Data records:

-----

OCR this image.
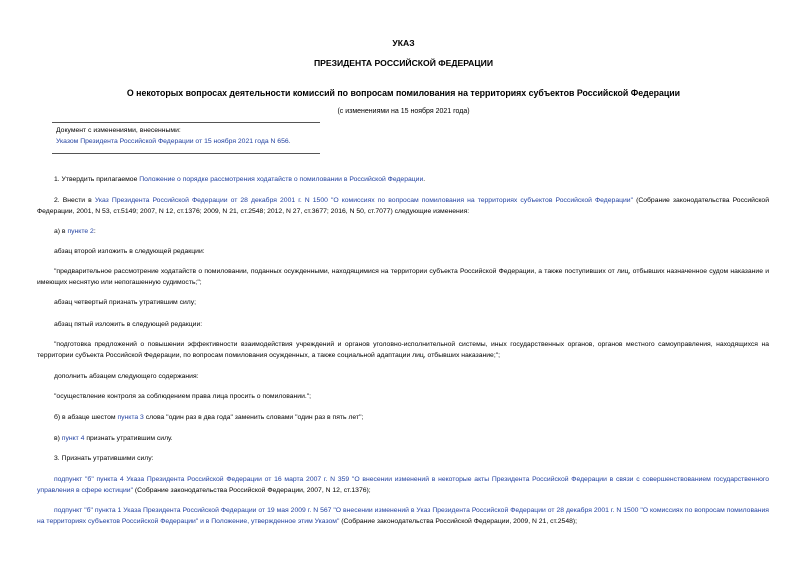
УКАЗ
ПРЕЗИДЕНТА РОССИЙСКОЙ ФЕДЕРАЦИИ
О некоторых вопросах деятельности комиссий по вопросам помилования на территориях субъектов Российской Федерации
(с изменениями на 15 ноября 2021 года)
Документ с изменениями, внесенными:
Указом Президента Российской Федерации от 15 ноября 2021 года N 656.

1. Утвердить прилагаемое Положение о порядке рассмотрения ходатайств о помиловании в Российской Федерации.

2. Внести в Указ Президента Российской Федерации от 28 декабря 2001 г. N 1500 "О комиссиях по вопросам помилования на территориях субъектов Российской Федерации" (Собрание законодательства Российской Федерации, 2001, N 53, ст.5149; 2007, N 12, ст.1376; 2009, N 21, ст.2548; 2012, N 27, ст.3677; 2016, N 50, ст.7077) следующие изменения:

а) в пункте 2:

абзац второй изложить в следующей редакции:

"предварительное рассмотрение ходатайств о помиловании, поданных осужденными, находящимися на территории субъекта Российской Федерации, а также поступивших от лиц, отбывших назначенное судом наказание и имеющих неснятую или непогашенную судимость;";

абзац четвертый признать утратившим силу;

абзац пятый изложить в следующей редакции:

"подготовка предложений о повышении эффективности взаимодействия учреждений и органов уголовно-исполнительной системы, иных государственных органов, органов местного самоуправления, находящихся на территории субъекта Российской Федерации, по вопросам помилования осужденных, а также социальной адаптации лиц, отбывших наказание;";

дополнить абзацем следующего содержания:

"осуществление контроля за соблюдением права лица просить о помиловании.";

б) в абзаце шестом пункта 3 слова "один раз в два года" заменить словами "один раз в пять лет";

в) пункт 4 признать утратившим силу.

3. Признать утратившими силу:

подпункт "б" пункта 4 Указа Президента Российской Федерации от 16 марта 2007 г. N 359 "О внесении изменений в некоторые акты Президента Российской Федерации в связи с совершенствованием государственного управления в сфере юстиции" (Собрание законодательства Российской Федерации, 2007, N 12, ст.1376);

подпункт "б" пункта 1 Указа Президента Российской Федерации от 19 мая 2009 г. N 567 "О внесении изменений в Указ Президента Российской Федерации от 28 декабря 2001 г. N 1500 "О комиссиях по вопросам помилования на территориях субъектов Российской Федерации" и в Положение, утвержденное этим Указом" (Собрание законодательства Российской Федерации, 2009, N 21, ст.2548);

-----

* Exercise instructions: Quote the material in full and exactly; do not carry over its pictures.

* Reply to the exercise:
OCR this image.
УКАЗ
ПРЕЗИДЕНТА РОССИЙСКОЙ ФЕДЕРАЦИИ
О некоторых вопросах деятельности комиссий по вопросам помилования на территориях субъектов Российской Федерации
(с изменениями на 15 ноября 2021 года)
Документ с изменениями, внесенными:
Указом Президента Российской Федерации от 15 ноября 2021 года N 656.

1. Утвердить прилагаемое Положение о порядке рассмотрения ходатайств о помиловании в Российской Федерации.

2. Внести в Указ Президента Российской Федерации от 28 декабря 2001 г. N 1500 "О комиссиях по вопросам помилования на территориях субъектов Российской Федерации" (Собрание законодательства Российской Федерации, 2001, N 53, ст.5149; 2007, N 12, ст.1376; 2009, N 21, ст.2548; 2012, N 27, ст.3677; 2016, N 50, ст.7077) следующие изменения:

а) в пункте 2:

абзац второй изложить в следующей редакции:

"предварительное рассмотрение ходатайств о помиловании, поданных осужденными, находящимися на территории субъекта Российской Федерации, а также поступивших от лиц, отбывших назначенное судом наказание и имеющих неснятую или непогашенную судимость;";

абзац четвертый признать утратившим силу;

абзац пятый изложить в следующей редакции:

"подготовка предложений о повышении эффективности взаимодействия учреждений и органов уголовно-исполнительной системы, иных государственных органов, органов местного самоуправления, находящихся на территории субъекта Российской Федерации, по вопросам помилования осужденных, а также социальной адаптации лиц, отбывших наказание;";

дополнить абзацем следующего содержания:

"осуществление контроля за соблюдением права лица просить о помиловании.";

б) в абзаце шестом пункта 3 слова "один раз в два года" заменить словами "один раз в пять лет";

в) пункт 4 признать утратившим силу.

3. Признать утратившими силу:

подпункт "б" пункта 4 Указа Президента Российской Федерации от 16 марта 2007 г. N 359 "О внесении изменений в некоторые акты Президента Российской Федерации в связи с совершенствованием государственного управления в сфере юстиции" (Собрание законодательства Российской Федерации, 2007, N 12, ст.1376);

подпункт "б" пункта 1 Указа Президента Российской Федерации от 19 мая 2009 г. N 567 "О внесении изменений в Указ Президента Российской Федерации от 28 декабря 2001 г. N 1500 "О комиссиях по вопросам помилования на территориях субъектов Российской Федерации" и в Положение, утвержденное этим Указом" (Собрание законодательства Российской Федерации, 2009, N 21, ст.2548);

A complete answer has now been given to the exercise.